* DOCUMENT EXTRACT:
━━━━━━━━━━

A People's Deputy of Ukraine () is a member of parliament and legislator elected by a popular vote to the Verkhovna Rada (the parliament of Ukraine). Often People's Deputies of Ukraine are referred to simply as the "deputies". However it should be distinguished that regular deputies are members of regional and local councils, while people's deputies are elected to the national parliament, Verkhovna Rada. Prior to 1991, it was named the Supreme Council of People's Deputies of the Ukrainian Soviet Socialist Republic.

The main statutes that define the order of elections, rights and duties of the People's Deputies of Ukraine are outlined in Articles 76 - 81 of the Constitution of Ukraine. There are 450 people's deputies of Ukraine who are elected based on the general, equal and direct electoral right. The deputies may be appointed to various parliamentary positions such as the chairperson (speaker) of the Verkhovna Rada, a head of a committee or a parliamentary faction, etc. Upon its appointment to the office each people's deputy of Ukraine receives a deputy mandate.

People's Deputies that ran for the Verkhovna Rada as self-nominated candidates can join factions if they wish.

━━━━━━━━━━

* RECORDS:
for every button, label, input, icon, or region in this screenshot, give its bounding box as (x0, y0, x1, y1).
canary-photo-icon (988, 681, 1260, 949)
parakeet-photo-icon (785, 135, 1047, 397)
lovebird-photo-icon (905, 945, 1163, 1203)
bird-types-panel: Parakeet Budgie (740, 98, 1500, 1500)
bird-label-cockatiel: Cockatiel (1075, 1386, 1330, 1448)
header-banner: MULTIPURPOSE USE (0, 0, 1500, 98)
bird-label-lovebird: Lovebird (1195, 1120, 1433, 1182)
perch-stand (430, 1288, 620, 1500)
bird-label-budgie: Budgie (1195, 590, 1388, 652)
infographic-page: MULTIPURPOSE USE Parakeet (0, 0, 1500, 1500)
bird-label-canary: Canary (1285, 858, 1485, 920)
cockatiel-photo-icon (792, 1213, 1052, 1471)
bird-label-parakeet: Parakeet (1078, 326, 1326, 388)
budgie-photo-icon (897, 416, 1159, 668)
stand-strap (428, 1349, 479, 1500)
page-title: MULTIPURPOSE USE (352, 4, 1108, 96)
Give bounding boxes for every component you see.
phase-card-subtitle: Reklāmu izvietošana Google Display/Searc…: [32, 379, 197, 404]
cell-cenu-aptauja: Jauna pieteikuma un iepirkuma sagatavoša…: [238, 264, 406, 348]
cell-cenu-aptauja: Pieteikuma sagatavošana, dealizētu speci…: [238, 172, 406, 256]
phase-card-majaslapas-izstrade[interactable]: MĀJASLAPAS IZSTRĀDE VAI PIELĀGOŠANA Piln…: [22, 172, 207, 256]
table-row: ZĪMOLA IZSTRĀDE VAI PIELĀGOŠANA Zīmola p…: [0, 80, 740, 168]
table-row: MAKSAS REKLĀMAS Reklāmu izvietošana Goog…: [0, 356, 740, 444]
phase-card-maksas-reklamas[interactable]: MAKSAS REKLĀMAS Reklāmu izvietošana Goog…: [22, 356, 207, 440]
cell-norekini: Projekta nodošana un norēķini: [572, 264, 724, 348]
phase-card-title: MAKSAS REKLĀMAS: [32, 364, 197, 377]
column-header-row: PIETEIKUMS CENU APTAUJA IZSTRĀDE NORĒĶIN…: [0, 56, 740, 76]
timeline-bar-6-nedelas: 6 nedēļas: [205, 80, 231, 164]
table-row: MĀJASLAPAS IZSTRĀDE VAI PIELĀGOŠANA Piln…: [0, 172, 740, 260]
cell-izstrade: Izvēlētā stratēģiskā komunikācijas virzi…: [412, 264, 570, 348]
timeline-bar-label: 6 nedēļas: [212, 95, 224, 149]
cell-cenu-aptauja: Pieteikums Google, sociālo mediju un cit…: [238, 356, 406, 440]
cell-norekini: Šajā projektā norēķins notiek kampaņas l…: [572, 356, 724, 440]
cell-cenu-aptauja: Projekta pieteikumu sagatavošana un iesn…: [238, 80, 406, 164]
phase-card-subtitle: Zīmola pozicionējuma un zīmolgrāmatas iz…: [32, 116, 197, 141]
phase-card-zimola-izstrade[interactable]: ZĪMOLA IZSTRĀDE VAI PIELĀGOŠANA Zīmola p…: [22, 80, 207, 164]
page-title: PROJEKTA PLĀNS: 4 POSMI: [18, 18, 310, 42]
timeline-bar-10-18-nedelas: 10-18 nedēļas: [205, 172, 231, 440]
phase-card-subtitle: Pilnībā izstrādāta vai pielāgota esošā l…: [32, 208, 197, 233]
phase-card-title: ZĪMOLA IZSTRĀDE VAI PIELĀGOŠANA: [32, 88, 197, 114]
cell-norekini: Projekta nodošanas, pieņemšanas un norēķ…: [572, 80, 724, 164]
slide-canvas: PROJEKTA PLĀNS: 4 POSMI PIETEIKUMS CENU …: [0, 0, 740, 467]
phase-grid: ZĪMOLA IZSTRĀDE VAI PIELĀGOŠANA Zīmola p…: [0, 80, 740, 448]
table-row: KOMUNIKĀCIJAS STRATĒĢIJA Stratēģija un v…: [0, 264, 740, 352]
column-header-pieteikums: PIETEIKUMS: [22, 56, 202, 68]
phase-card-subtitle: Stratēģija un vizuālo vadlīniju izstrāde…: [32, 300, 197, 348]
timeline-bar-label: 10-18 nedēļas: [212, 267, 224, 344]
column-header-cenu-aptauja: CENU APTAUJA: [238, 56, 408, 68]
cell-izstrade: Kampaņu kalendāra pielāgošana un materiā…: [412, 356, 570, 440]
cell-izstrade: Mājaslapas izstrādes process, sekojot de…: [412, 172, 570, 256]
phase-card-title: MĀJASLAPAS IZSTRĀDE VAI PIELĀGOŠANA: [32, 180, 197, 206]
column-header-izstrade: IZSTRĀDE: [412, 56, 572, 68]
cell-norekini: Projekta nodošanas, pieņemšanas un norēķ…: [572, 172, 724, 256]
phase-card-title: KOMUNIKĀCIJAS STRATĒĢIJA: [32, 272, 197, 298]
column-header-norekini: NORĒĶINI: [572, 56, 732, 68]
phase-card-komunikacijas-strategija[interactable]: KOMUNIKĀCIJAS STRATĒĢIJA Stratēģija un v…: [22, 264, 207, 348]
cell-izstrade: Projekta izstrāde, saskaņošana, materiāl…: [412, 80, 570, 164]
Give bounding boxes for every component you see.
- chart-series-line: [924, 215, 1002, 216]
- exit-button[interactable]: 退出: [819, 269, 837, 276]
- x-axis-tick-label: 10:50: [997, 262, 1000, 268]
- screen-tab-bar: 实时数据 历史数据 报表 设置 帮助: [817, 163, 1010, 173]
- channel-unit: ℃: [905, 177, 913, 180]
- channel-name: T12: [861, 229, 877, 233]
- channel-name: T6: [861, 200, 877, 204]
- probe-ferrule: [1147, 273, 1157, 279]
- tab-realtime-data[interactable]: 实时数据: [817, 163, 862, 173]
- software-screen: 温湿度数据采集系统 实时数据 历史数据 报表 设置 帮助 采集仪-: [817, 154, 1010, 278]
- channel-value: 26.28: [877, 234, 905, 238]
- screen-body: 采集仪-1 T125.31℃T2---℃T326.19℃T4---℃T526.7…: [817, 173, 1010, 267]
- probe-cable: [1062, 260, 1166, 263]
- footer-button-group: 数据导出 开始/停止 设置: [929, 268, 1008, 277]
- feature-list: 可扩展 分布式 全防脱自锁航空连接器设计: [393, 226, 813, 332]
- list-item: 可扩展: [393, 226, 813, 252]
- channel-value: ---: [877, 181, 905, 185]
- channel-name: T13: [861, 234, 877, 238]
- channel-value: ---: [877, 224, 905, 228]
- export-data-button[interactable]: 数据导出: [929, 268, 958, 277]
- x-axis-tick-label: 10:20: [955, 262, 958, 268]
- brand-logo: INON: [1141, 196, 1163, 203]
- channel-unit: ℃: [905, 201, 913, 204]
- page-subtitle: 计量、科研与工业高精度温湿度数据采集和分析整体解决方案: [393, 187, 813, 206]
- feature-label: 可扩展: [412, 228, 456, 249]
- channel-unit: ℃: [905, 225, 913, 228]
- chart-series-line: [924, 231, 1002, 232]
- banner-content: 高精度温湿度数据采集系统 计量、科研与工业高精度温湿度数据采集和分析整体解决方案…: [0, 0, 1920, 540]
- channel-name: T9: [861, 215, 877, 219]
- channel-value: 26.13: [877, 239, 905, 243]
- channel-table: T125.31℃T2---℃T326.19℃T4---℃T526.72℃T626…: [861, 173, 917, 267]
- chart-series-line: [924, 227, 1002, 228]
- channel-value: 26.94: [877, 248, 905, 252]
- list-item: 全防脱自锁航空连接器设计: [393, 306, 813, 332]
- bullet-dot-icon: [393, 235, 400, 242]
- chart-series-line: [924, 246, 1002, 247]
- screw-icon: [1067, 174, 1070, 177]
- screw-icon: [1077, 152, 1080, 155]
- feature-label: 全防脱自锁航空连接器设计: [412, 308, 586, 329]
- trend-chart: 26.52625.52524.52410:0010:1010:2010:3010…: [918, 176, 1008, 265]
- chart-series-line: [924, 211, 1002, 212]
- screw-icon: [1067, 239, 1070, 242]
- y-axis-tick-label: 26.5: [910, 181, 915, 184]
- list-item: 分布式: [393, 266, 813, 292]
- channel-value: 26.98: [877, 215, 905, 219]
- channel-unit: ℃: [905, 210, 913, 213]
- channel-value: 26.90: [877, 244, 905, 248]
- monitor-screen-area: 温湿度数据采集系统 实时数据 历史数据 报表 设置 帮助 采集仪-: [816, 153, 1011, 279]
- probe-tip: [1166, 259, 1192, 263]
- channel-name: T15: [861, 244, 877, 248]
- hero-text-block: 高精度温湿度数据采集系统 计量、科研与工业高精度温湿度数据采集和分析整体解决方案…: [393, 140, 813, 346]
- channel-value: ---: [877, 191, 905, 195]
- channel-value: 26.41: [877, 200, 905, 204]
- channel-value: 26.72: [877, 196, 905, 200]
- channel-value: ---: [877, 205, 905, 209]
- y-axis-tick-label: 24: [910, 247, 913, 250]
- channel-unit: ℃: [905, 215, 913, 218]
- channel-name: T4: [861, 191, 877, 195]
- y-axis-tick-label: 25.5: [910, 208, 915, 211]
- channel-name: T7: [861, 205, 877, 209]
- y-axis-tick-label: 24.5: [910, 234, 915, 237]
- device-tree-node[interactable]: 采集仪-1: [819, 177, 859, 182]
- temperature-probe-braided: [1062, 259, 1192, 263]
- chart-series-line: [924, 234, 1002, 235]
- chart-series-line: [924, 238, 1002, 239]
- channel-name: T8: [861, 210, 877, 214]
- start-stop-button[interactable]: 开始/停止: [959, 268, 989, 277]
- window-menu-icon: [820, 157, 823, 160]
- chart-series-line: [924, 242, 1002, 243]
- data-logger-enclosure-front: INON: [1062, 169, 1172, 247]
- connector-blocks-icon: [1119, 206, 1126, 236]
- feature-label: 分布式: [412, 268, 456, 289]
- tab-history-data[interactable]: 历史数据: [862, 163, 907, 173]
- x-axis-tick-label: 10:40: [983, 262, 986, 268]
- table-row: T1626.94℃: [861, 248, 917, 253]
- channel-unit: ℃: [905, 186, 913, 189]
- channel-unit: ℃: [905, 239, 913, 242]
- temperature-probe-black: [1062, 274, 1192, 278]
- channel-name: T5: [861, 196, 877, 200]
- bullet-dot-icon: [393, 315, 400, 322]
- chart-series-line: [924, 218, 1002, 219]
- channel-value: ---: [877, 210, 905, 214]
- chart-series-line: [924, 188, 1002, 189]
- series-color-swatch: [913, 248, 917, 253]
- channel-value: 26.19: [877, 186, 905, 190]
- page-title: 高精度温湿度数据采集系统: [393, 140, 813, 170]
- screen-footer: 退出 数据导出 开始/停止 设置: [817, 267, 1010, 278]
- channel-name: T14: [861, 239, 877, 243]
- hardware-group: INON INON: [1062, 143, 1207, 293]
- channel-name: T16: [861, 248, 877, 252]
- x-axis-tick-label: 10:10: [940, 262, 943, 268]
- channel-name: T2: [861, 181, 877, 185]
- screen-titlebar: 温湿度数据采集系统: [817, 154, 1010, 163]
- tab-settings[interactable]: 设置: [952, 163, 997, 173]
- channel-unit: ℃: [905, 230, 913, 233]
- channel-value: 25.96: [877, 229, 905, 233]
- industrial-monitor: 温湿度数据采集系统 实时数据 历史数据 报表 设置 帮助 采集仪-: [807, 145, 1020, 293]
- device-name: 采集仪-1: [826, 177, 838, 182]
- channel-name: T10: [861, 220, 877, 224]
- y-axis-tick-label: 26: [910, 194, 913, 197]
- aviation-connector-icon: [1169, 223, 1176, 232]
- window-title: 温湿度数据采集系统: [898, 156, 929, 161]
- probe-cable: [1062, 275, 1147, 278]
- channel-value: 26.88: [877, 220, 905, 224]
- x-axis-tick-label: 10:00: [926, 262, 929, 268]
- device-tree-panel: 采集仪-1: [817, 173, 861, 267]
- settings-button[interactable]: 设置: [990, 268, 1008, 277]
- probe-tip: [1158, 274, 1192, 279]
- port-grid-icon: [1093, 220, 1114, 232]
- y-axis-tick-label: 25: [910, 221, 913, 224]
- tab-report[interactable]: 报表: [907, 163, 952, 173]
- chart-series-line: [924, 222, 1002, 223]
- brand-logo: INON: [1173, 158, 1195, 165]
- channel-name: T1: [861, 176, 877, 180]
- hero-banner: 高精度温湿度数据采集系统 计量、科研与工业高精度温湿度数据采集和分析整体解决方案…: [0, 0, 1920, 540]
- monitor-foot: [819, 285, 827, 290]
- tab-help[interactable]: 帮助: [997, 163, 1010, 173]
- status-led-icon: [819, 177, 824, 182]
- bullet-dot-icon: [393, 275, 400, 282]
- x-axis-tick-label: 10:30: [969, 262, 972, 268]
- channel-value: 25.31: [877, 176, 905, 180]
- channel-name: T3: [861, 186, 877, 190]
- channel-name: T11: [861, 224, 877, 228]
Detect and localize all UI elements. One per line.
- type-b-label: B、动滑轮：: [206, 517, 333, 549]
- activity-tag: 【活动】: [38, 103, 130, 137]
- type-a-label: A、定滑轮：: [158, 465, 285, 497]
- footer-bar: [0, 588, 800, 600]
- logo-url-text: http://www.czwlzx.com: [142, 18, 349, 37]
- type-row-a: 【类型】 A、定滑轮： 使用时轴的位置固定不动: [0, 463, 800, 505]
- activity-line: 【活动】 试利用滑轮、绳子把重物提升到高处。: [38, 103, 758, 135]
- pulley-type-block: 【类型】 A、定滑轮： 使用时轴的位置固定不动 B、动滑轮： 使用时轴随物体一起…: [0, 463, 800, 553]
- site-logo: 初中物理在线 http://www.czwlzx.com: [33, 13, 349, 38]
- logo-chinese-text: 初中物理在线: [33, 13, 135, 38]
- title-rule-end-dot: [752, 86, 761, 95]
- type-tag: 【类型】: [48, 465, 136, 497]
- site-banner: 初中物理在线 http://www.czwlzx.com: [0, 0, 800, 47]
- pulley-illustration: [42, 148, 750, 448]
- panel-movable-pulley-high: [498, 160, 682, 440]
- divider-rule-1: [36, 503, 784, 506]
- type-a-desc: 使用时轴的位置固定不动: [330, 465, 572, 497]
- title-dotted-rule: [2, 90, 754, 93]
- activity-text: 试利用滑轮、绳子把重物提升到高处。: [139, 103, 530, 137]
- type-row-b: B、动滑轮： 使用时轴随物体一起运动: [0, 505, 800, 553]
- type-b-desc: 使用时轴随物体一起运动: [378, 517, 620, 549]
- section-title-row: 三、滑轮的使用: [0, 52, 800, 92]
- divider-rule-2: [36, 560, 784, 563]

━━━━━━━━━━

* OBJECTIVES:
1 - Rewrite the passage on People's Deputies of Ukraine from "The main statutes" to "a deputy mandate.", replacing "speaker" with "presiding officer".
2 - According to the passage on People's Deputies of Ukraine, why should regular deputies be distinguished from people's deputies?
3 - List every parliamentary position that the passage on People's Deputies of Ukraine names as one a deputy may be appointed to.

* EXERCISE RESPONSES:
1 -
The main statutes that define the order of elections, rights and duties of the People's Deputies of Ukraine are outlined in Articles 76 - 81 of the Constitution of Ukraine. There are 450 people's deputies of Ukraine who are elected based on the general, equal and direct electoral right. The deputies may be appointed to various parliamentary positions such as the chairperson (presiding officer) of the Verkhovna Rada, a head of a committee or a parliamentary faction, etc. Upon its appointment to the office each people's deputy of Ukraine receives a deputy mandate.

2 - Regular deputies are members of regional and local councils. People's deputies are elected to the national parliament, the Verkhovna Rada.

3 -
- Chairperson (speaker) of the Verkhovna Rada
- Head of a committee
- Head of a parliamentary faction